Stored records:
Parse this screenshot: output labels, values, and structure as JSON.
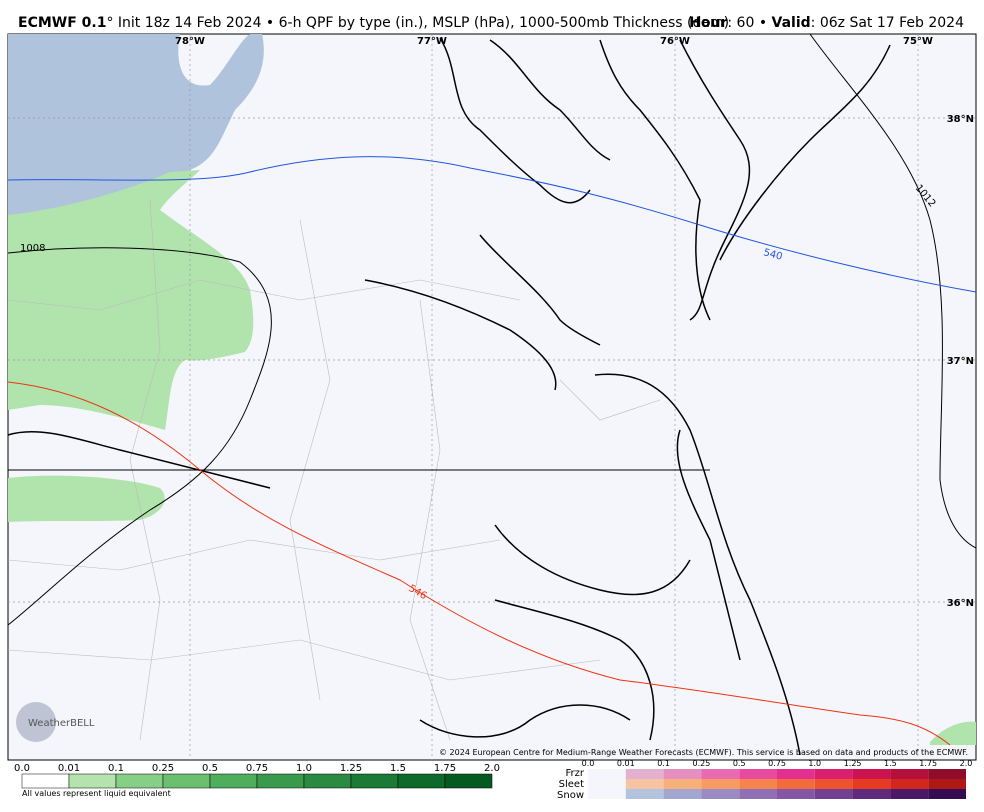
{
  "header": {
    "model": "ECMWF 0.1",
    "title": "° Init 18z 14 Feb 2024 • 6-h QPF by type (in.), MSLP (hPa), 1000-500mb Thickness (dam)",
    "hour_label": "Hour",
    "hour": ": 60 • ",
    "valid_label": "Valid",
    "valid": ": 06z Sat 17 Feb 2024"
  },
  "map": {
    "longitudes": [
      "78°W",
      "77°W",
      "76°W",
      "75°W"
    ],
    "latitudes": [
      "38°N",
      "37°N",
      "36°N"
    ],
    "contour_labels": [
      "1008",
      "1012",
      "540",
      "546"
    ],
    "logo": "WeatherBELL",
    "credit": "© 2024 European Centre for Medium-Range Weather Forecasts (ECMWF). This service is based on data and products of the ECMWF."
  },
  "legend": {
    "qpf_labels": [
      "0.0",
      "0.01",
      "0.1",
      "0.25",
      "0.5",
      "0.75",
      "1.0",
      "1.25",
      "1.5",
      "1.75",
      "2.0"
    ],
    "note": "All values represent liquid equivalent",
    "types": [
      "Frzr",
      "Sleet",
      "Snow"
    ],
    "type_labels": [
      "0.0",
      "0.01",
      "0.1",
      "0.25",
      "0.5",
      "0.75",
      "1.0",
      "1.25",
      "1.5",
      "1.75",
      "2.0"
    ]
  }
}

What the task requires: Note every line above where the string "values" shows up, and copy those lines.

Completed task:
Parse this screenshot: output labels, values, and structure as JSON.
    "note": "All values represent liquid equivalent",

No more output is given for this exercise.